§ Goal: Emit the line that holds "Read all visible content and emit it as JSON." and all lines following it through the end of the data, verbatim, and nothing else.

§ Raw data:

■ ■ ■ ■ ■

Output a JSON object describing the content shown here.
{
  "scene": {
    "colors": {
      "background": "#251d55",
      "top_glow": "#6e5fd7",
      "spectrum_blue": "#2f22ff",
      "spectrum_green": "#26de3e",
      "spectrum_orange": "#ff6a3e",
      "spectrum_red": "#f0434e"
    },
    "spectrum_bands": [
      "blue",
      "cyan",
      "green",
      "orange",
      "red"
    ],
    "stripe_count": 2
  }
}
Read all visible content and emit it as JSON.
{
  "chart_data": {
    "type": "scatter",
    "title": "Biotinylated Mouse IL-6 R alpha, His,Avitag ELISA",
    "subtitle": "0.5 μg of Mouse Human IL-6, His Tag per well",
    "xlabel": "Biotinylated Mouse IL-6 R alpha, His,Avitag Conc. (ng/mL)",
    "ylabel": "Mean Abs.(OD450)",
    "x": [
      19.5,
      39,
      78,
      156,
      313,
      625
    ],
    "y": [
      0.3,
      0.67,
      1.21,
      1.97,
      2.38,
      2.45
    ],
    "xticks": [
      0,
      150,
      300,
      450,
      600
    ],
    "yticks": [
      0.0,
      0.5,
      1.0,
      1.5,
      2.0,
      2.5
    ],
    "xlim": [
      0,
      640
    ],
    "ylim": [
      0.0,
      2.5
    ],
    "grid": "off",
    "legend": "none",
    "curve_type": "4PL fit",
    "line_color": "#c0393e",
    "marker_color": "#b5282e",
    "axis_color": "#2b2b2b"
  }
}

■ ■ ■ ■ ■

§ Correct output:
Read all visible content and emit it as JSON.
{
  "chart_data": {
    "type": "scatter",
    "title": "Biotinylated Mouse IL-6 R alpha, His,Avitag ELISA",
    "subtitle": "0.5 μg of Mouse Human IL-6, His Tag per well",
    "xlabel": "Biotinylated Mouse IL-6 R alpha, His,Avitag Conc. (ng/mL)",
    "ylabel": "Mean Abs.(OD450)",
    "x": [
      19.5,
      39,
      78,
      156,
      313,
      625
    ],
    "y": [
      0.3,
      0.67,
      1.21,
      1.97,
      2.38,
      2.45
    ],
    "xticks": [
      0,
      150,
      300,
      450,
      600
    ],
    "yticks": [
      0.0,
      0.5,
      1.0,
      1.5,
      2.0,
      2.5
    ],
    "xlim": [
      0,
      640
    ],
    "ylim": [
      0.0,
      2.5
    ],
    "grid": "off",
    "legend": "none",
    "curve_type": "4PL fit",
    "line_color": "#c0393e",
    "marker_color": "#b5282e",
    "axis_color": "#2b2b2b"
  }
}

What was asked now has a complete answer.